■ **What you are asked to do**
Write out the whole listing again, exactly as given.

>> Begin

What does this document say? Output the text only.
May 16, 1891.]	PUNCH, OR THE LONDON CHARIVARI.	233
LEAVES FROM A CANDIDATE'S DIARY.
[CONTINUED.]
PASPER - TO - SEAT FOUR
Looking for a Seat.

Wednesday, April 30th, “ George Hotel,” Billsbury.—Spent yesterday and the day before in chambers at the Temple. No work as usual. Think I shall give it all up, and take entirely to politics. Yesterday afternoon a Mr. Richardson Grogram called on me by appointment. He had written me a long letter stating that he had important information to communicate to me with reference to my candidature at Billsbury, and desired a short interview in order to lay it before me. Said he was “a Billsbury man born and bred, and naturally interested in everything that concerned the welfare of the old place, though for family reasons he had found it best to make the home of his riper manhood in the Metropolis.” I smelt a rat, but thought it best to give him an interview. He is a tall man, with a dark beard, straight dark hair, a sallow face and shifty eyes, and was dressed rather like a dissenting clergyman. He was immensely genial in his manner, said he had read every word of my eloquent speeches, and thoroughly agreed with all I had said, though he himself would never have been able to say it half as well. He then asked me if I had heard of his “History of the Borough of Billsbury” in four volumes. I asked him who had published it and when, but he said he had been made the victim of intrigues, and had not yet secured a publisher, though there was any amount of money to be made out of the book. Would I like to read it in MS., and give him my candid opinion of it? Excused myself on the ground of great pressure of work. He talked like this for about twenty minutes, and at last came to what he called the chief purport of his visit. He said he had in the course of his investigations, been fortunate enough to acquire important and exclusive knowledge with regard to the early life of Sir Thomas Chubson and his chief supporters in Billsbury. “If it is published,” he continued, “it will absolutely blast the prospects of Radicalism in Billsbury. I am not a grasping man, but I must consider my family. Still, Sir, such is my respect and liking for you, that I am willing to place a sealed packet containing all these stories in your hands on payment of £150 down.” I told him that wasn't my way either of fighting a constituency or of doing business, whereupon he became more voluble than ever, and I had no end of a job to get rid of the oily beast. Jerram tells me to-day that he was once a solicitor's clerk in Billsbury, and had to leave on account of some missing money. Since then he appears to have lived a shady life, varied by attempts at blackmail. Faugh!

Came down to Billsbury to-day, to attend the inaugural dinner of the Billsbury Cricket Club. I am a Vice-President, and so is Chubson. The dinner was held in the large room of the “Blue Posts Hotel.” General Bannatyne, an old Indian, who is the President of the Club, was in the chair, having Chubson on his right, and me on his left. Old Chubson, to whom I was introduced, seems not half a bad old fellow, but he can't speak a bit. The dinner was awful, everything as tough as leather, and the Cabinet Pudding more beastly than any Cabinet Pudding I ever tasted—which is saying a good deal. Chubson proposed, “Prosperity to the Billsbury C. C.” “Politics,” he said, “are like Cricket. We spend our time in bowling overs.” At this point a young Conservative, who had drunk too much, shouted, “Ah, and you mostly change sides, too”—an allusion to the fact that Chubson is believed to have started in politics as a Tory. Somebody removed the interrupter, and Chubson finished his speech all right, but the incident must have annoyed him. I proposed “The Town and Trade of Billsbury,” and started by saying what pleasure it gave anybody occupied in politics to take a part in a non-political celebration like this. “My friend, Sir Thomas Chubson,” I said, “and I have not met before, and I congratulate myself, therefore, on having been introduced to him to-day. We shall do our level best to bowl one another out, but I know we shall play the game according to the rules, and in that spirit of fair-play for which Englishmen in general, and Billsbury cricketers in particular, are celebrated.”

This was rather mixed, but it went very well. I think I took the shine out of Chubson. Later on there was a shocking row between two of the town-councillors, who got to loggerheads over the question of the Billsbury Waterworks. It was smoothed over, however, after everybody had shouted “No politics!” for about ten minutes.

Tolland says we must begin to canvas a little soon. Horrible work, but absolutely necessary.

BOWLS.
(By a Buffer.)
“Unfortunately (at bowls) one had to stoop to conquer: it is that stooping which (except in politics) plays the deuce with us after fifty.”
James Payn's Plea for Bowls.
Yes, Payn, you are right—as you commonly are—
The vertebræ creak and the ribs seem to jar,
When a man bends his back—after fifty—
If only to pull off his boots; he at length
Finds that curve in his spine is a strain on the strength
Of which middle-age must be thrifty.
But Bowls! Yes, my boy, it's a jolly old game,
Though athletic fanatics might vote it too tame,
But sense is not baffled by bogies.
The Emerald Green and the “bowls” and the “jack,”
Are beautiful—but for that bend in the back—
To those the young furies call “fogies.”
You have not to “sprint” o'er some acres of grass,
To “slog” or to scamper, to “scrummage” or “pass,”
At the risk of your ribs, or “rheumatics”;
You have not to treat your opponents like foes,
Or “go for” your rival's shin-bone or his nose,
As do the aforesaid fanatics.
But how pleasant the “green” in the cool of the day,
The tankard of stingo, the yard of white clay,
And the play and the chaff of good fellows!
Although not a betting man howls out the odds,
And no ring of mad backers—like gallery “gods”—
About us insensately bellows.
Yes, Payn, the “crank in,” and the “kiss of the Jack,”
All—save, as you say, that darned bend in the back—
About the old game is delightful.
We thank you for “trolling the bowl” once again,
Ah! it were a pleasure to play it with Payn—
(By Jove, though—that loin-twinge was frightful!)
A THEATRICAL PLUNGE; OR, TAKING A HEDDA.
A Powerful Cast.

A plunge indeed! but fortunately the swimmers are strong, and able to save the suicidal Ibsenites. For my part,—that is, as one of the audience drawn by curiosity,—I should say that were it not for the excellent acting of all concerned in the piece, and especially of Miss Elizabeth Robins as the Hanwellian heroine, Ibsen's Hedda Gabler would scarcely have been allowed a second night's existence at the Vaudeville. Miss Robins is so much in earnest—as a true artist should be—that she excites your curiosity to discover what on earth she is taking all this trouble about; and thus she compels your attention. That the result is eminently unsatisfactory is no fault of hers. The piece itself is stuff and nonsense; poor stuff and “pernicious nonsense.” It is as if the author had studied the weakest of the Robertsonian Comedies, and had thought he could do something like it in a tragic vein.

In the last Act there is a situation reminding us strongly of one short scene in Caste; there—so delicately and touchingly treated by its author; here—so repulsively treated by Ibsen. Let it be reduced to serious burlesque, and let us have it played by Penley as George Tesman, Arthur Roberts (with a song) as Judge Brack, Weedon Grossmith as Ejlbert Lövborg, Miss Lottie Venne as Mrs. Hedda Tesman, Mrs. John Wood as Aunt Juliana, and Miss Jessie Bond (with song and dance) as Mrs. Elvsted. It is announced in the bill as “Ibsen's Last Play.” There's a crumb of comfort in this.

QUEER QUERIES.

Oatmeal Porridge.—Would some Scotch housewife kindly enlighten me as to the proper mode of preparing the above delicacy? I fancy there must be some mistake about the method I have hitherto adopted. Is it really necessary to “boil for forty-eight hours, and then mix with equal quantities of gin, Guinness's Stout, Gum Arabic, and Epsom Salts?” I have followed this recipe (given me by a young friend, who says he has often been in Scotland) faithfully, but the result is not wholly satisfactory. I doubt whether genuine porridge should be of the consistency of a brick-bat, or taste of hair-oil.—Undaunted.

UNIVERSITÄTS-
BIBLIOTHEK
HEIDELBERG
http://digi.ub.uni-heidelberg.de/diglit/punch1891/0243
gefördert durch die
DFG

>> End

■ **Response to this task**
What does this document say? Output the text only.
May 16, 1891.]	PUNCH, OR THE LONDON CHARIVARI.	233
LEAVES FROM A CANDIDATE'S DIARY.
[CONTINUED.]
PASPER - TO - SEAT FOUR
Looking for a Seat.

Wednesday, April 30th, “ George Hotel,” Billsbury.—Spent yesterday and the day before in chambers at the Temple. No work as usual. Think I shall give it all up, and take entirely to politics. Yesterday afternoon a Mr. Richardson Grogram called on me by appointment. He had written me a long letter stating that he had important information to communicate to me with reference to my candidature at Billsbury, and desired a short interview in order to lay it before me. Said he was “a Billsbury man born and bred, and naturally interested in everything that concerned the welfare of the old place, though for family reasons he had found it best to make the home of his riper manhood in the Metropolis.” I smelt a rat, but thought it best to give him an interview. He is a tall man, with a dark beard, straight dark hair, a sallow face and shifty eyes, and was dressed rather like a dissenting clergyman. He was immensely genial in his manner, said he had read every word of my eloquent speeches, and thoroughly agreed with all I had said, though he himself would never have been able to say it half as well. He then asked me if I had heard of his “History of the Borough of Billsbury” in four volumes. I asked him who had published it and when, but he said he had been made the victim of intrigues, and had not yet secured a publisher, though there was any amount of money to be made out of the book. Would I like to read it in MS., and give him my candid opinion of it? Excused myself on the ground of great pressure of work. He talked like this for about twenty minutes, and at last came to what he called the chief purport of his visit. He said he had in the course of his investigations, been fortunate enough to acquire important and exclusive knowledge with regard to the early life of Sir Thomas Chubson and his chief supporters in Billsbury. “If it is published,” he continued, “it will absolutely blast the prospects of Radicalism in Billsbury. I am not a grasping man, but I must consider my family. Still, Sir, such is my respect and liking for you, that I am willing to place a sealed packet containing all these stories in your hands on payment of £150 down.” I told him that wasn't my way either of fighting a constituency or of doing business, whereupon he became more voluble than ever, and I had no end of a job to get rid of the oily beast. Jerram tells me to-day that he was once a solicitor's clerk in Billsbury, and had to leave on account of some missing money. Since then he appears to have lived a shady life, varied by attempts at blackmail. Faugh!

Came down to Billsbury to-day, to attend the inaugural dinner of the Billsbury Cricket Club. I am a Vice-President, and so is Chubson. The dinner was held in the large room of the “Blue Posts Hotel.” General Bannatyne, an old Indian, who is the President of the Club, was in the chair, having Chubson on his right, and me on his left. Old Chubson, to whom I was introduced, seems not half a bad old fellow, but he can't speak a bit. The dinner was awful, everything as tough as leather, and the Cabinet Pudding more beastly than any Cabinet Pudding I ever tasted—which is saying a good deal. Chubson proposed, “Prosperity to the Billsbury C. C.” “Politics,” he said, “are like Cricket. We spend our time in bowling overs.” At this point a young Conservative, who had drunk too much, shouted, “Ah, and you mostly change sides, too”—an allusion to the fact that Chubson is believed to have started in politics as a Tory. Somebody removed the interrupter, and Chubson finished his speech all right, but the incident must have annoyed him. I proposed “The Town and Trade of Billsbury,” and started by saying what pleasure it gave anybody occupied in politics to take a part in a non-political celebration like this. “My friend, Sir Thomas Chubson,” I said, “and I have not met before, and I congratulate myself, therefore, on having been introduced to him to-day. We shall do our level best to bowl one another out, but I know we shall play the game according to the rules, and in that spirit of fair-play for which Englishmen in general, and Billsbury cricketers in particular, are celebrated.”

This was rather mixed, but it went very well. I think I took the shine out of Chubson. Later on there was a shocking row between two of the town-councillors, who got to loggerheads over the question of the Billsbury Waterworks. It was smoothed over, however, after everybody had shouted “No politics!” for about ten minutes.

Tolland says we must begin to canvas a little soon. Horrible work, but absolutely necessary.

BOWLS.
(By a Buffer.)
“Unfortunately (at bowls) one had to stoop to conquer: it is that stooping which (except in politics) plays the deuce with us after fifty.”
James Payn's Plea for Bowls.
Yes, Payn, you are right—as you commonly are—
The vertebræ creak and the ribs seem to jar,
When a man bends his back—after fifty—
If only to pull off his boots; he at length
Finds that curve in his spine is a strain on the strength
Of which middle-age must be thrifty.
But Bowls! Yes, my boy, it's a jolly old game,
Though athletic fanatics might vote it too tame,
But sense is not baffled by bogies.
The Emerald Green and the “bowls” and the “jack,”
Are beautiful—but for that bend in the back—
To those the young furies call “fogies.”
You have not to “sprint” o'er some acres of grass,
To “slog” or to scamper, to “scrummage” or “pass,”
At the risk of your ribs, or “rheumatics”;
You have not to treat your opponents like foes,
Or “go for” your rival's shin-bone or his nose,
As do the aforesaid fanatics.
But how pleasant the “green” in the cool of the day,
The tankard of stingo, the yard of white clay,
And the play and the chaff of good fellows!
Although not a betting man howls out the odds,
And no ring of mad backers—like gallery “gods”—
About us insensately bellows.
Yes, Payn, the “crank in,” and the “kiss of the Jack,”
All—save, as you say, that darned bend in the back—
About the old game is delightful.
We thank you for “trolling the bowl” once again,
Ah! it were a pleasure to play it with Payn—
(By Jove, though—that loin-twinge was frightful!)
A THEATRICAL PLUNGE; OR, TAKING A HEDDA.
A Powerful Cast.

A plunge indeed! but fortunately the swimmers are strong, and able to save the suicidal Ibsenites. For my part,—that is, as one of the audience drawn by curiosity,—I should say that were it not for the excellent acting of all concerned in the piece, and especially of Miss Elizabeth Robins as the Hanwellian heroine, Ibsen's Hedda Gabler would scarcely have been allowed a second night's existence at the Vaudeville. Miss Robins is so much in earnest—as a true artist should be—that she excites your curiosity to discover what on earth she is taking all this trouble about; and thus she compels your attention. That the result is eminently unsatisfactory is no fault of hers. The piece itself is stuff and nonsense; poor stuff and “pernicious nonsense.” It is as if the author had studied the weakest of the Robertsonian Comedies, and had thought he could do something like it in a tragic vein.

In the last Act there is a situation reminding us strongly of one short scene in Caste; there—so delicately and touchingly treated by its author; here—so repulsively treated by Ibsen. Let it be reduced to serious burlesque, and let us have it played by Penley as George Tesman, Arthur Roberts (with a song) as Judge Brack, Weedon Grossmith as Ejlbert Lövborg, Miss Lottie Venne as Mrs. Hedda Tesman, Mrs. John Wood as Aunt Juliana, and Miss Jessie Bond (with song and dance) as Mrs. Elvsted. It is announced in the bill as “Ibsen's Last Play.” There's a crumb of comfort in this.

QUEER QUERIES.

Oatmeal Porridge.—Would some Scotch housewife kindly enlighten me as to the proper mode of preparing the above delicacy? I fancy there must be some mistake about the method I have hitherto adopted. Is it really necessary to “boil for forty-eight hours, and then mix with equal quantities of gin, Guinness's Stout, Gum Arabic, and Epsom Salts?” I have followed this recipe (given me by a young friend, who says he has often been in Scotland) faithfully, but the result is not wholly satisfactory. I doubt whether genuine porridge should be of the consistency of a brick-bat, or taste of hair-oil.—Undaunted.

UNIVERSITÄTS-
BIBLIOTHEK
HEIDELBERG
http://digi.ub.uni-heidelberg.de/diglit/punch1891/0243
gefördert durch die
DFG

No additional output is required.